Reproduce the following lines verbatim, leaving out the pictures.
— BEGIN Supplied records —
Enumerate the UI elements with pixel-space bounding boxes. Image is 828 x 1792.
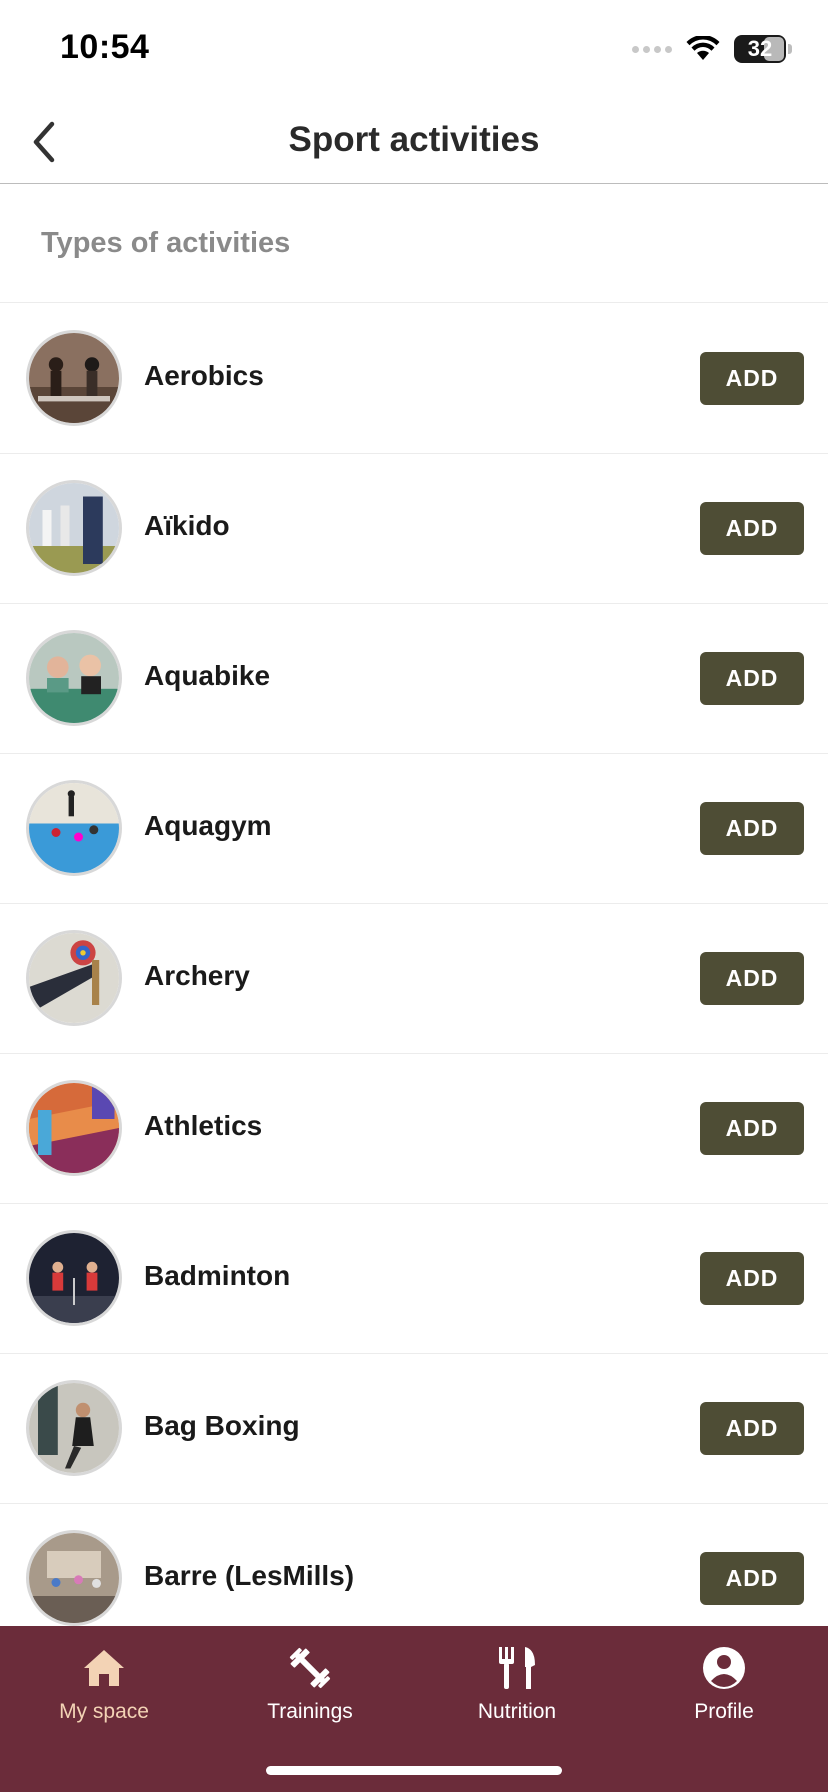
activity-thumbnail: [26, 1380, 122, 1476]
add-button[interactable]: ADD: [700, 652, 804, 705]
list-item[interactable]: Aerobics ADD: [0, 304, 828, 454]
fork-knife-icon: [493, 1644, 541, 1692]
activity-thumbnail: [26, 1080, 122, 1176]
add-button[interactable]: ADD: [700, 1252, 804, 1305]
tab-label: Trainings: [267, 1700, 353, 1723]
section-header: Types of activities: [0, 185, 828, 303]
nav-header: Sport activities: [0, 100, 828, 184]
list-item[interactable]: Athletics ADD: [0, 1054, 828, 1204]
page-title: Sport activities: [288, 120, 540, 159]
activity-name: Bag Boxing: [144, 1410, 300, 1441]
battery-level: 32: [747, 36, 773, 61]
tab-label: My space: [59, 1700, 149, 1723]
battery-icon: 32: [734, 35, 786, 63]
activity-name: Aïkido: [144, 510, 230, 541]
list-item[interactable]: Bag Boxing ADD: [0, 1354, 828, 1504]
status-time: 10:54: [60, 28, 150, 66]
activity-thumbnail: [26, 480, 122, 576]
tab-trainings[interactable]: Trainings: [220, 1644, 400, 1734]
tab-label: Nutrition: [477, 1700, 557, 1723]
activity-name: Barre (LesMills): [144, 1560, 355, 1591]
activity-name: Aquabike: [144, 660, 271, 691]
home-indicator: [266, 1766, 562, 1775]
dumbbell-icon: [286, 1644, 334, 1692]
list-item[interactable]: Aquagym ADD: [0, 754, 828, 904]
tab-nutrition[interactable]: Nutrition: [427, 1644, 607, 1734]
activity-thumbnail: [26, 630, 122, 726]
add-button[interactable]: ADD: [700, 502, 804, 555]
activity-name: Badminton: [144, 1260, 291, 1291]
activity-name: Aerobics: [144, 360, 264, 391]
status-indicators: 32: [632, 34, 792, 64]
cellular-signal-icon: [632, 45, 672, 53]
activity-thumbnail: [26, 930, 122, 1026]
section-title: Types of activities: [41, 227, 291, 259]
add-button[interactable]: ADD: [700, 952, 804, 1005]
activity-thumbnail: [26, 330, 122, 426]
list-item[interactable]: Aïkido ADD: [0, 454, 828, 604]
activity-thumbnail: [26, 1530, 122, 1626]
add-button[interactable]: ADD: [700, 352, 804, 405]
list-item[interactable]: Badminton ADD: [0, 1204, 828, 1354]
activity-name: Aquagym: [144, 810, 272, 841]
list-item[interactable]: Aquabike ADD: [0, 604, 828, 754]
add-button[interactable]: ADD: [700, 1402, 804, 1455]
wifi-icon: [686, 36, 720, 60]
add-button[interactable]: ADD: [700, 1552, 804, 1605]
battery-cap: [788, 44, 792, 54]
add-button[interactable]: ADD: [700, 802, 804, 855]
profile-icon: [700, 1644, 748, 1692]
activity-thumbnail: [26, 780, 122, 876]
tab-my-space[interactable]: My space: [14, 1644, 194, 1734]
tab-label: Profile: [694, 1700, 754, 1723]
status-bar: 10:54 32: [0, 0, 828, 100]
activity-name: Athletics: [144, 1110, 263, 1141]
activity-thumbnail: [26, 1230, 122, 1326]
activity-name: Archery: [144, 960, 250, 991]
add-button[interactable]: ADD: [700, 1102, 804, 1155]
home-icon: [80, 1644, 128, 1692]
list-item[interactable]: Barre (LesMills) ADD: [0, 1504, 828, 1626]
tab-profile[interactable]: Profile: [634, 1644, 814, 1734]
bottom-tab-bar: My space Trainings Nutrition Profile: [0, 1626, 828, 1792]
list-item[interactable]: Archery ADD: [0, 904, 828, 1054]
activity-list[interactable]: Aerobics ADD Aïkido ADD Aquabike ADD Aqu…: [0, 304, 828, 1626]
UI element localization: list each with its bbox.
— END Supplied records —
■ Answer to the exercise ■
Enumerate the UI elements with pixel-space bounding boxes. Image is 828 x 1792.
activity-thumbnail: [26, 1380, 122, 1476]
add-button[interactable]: ADD: [700, 652, 804, 705]
list-item[interactable]: Aerobics ADD: [0, 304, 828, 454]
fork-knife-icon: [493, 1644, 541, 1692]
activity-thumbnail: [26, 1080, 122, 1176]
add-button[interactable]: ADD: [700, 1252, 804, 1305]
tab-label: Trainings: [267, 1700, 353, 1723]
section-header: Types of activities: [0, 185, 828, 303]
nav-header: Sport activities: [0, 100, 828, 184]
list-item[interactable]: Athletics ADD: [0, 1054, 828, 1204]
page-title: Sport activities: [288, 120, 540, 159]
activity-name: Bag Boxing: [144, 1410, 300, 1441]
battery-level: 32: [747, 36, 773, 61]
tab-label: My space: [59, 1700, 149, 1723]
battery-icon: 32: [734, 35, 786, 63]
activity-name: Aïkido: [144, 510, 230, 541]
list-item[interactable]: Bag Boxing ADD: [0, 1354, 828, 1504]
status-time: 10:54: [60, 28, 150, 66]
activity-thumbnail: [26, 480, 122, 576]
tab-trainings[interactable]: Trainings: [220, 1644, 400, 1734]
tab-label: Nutrition: [477, 1700, 557, 1723]
activity-name: Barre (LesMills): [144, 1560, 355, 1591]
activity-name: Aquabike: [144, 660, 271, 691]
home-indicator: [266, 1766, 562, 1775]
dumbbell-icon: [286, 1644, 334, 1692]
list-item[interactable]: Aquagym ADD: [0, 754, 828, 904]
tab-nutrition[interactable]: Nutrition: [427, 1644, 607, 1734]
activity-thumbnail: [26, 630, 122, 726]
add-button[interactable]: ADD: [700, 502, 804, 555]
activity-name: Badminton: [144, 1260, 291, 1291]
activity-name: Aerobics: [144, 360, 264, 391]
status-indicators: 32: [632, 34, 792, 64]
cellular-signal-icon: [632, 45, 672, 53]
activity-thumbnail: [26, 930, 122, 1026]
section-title: Types of activities: [41, 227, 291, 259]
add-button[interactable]: ADD: [700, 952, 804, 1005]
activity-thumbnail: [26, 330, 122, 426]
list-item[interactable]: Aïkido ADD: [0, 454, 828, 604]
activity-thumbnail: [26, 1530, 122, 1626]
add-button[interactable]: ADD: [700, 352, 804, 405]
list-item[interactable]: Badminton ADD: [0, 1204, 828, 1354]
activity-name: Aquagym: [144, 810, 272, 841]
list-item[interactable]: Aquabike ADD: [0, 604, 828, 754]
add-button[interactable]: ADD: [700, 1402, 804, 1455]
wifi-icon: [686, 36, 720, 60]
add-button[interactable]: ADD: [700, 1552, 804, 1605]
battery-cap: [788, 44, 792, 54]
add-button[interactable]: ADD: [700, 802, 804, 855]
profile-icon: [700, 1644, 748, 1692]
activity-thumbnail: [26, 780, 122, 876]
tab-my-space[interactable]: My space: [14, 1644, 194, 1734]
tab-label: Profile: [694, 1700, 754, 1723]
status-bar: 10:54 32: [0, 0, 828, 100]
activity-name: Athletics: [144, 1110, 263, 1141]
activity-thumbnail: [26, 1230, 122, 1326]
activity-name: Archery: [144, 960, 250, 991]
add-button[interactable]: ADD: [700, 1102, 804, 1155]
home-icon: [80, 1644, 128, 1692]
list-item[interactable]: Barre (LesMills) ADD: [0, 1504, 828, 1626]
tab-profile[interactable]: Profile: [634, 1644, 814, 1734]
bottom-tab-bar: My space Trainings Nutrition Profile: [0, 1626, 828, 1792]
list-item[interactable]: Archery ADD: [0, 904, 828, 1054]
activity-list[interactable]: Aerobics ADD Aïkido ADD Aquabike ADD Aqu…: [0, 304, 828, 1626]
UI element localization: list each with its bbox.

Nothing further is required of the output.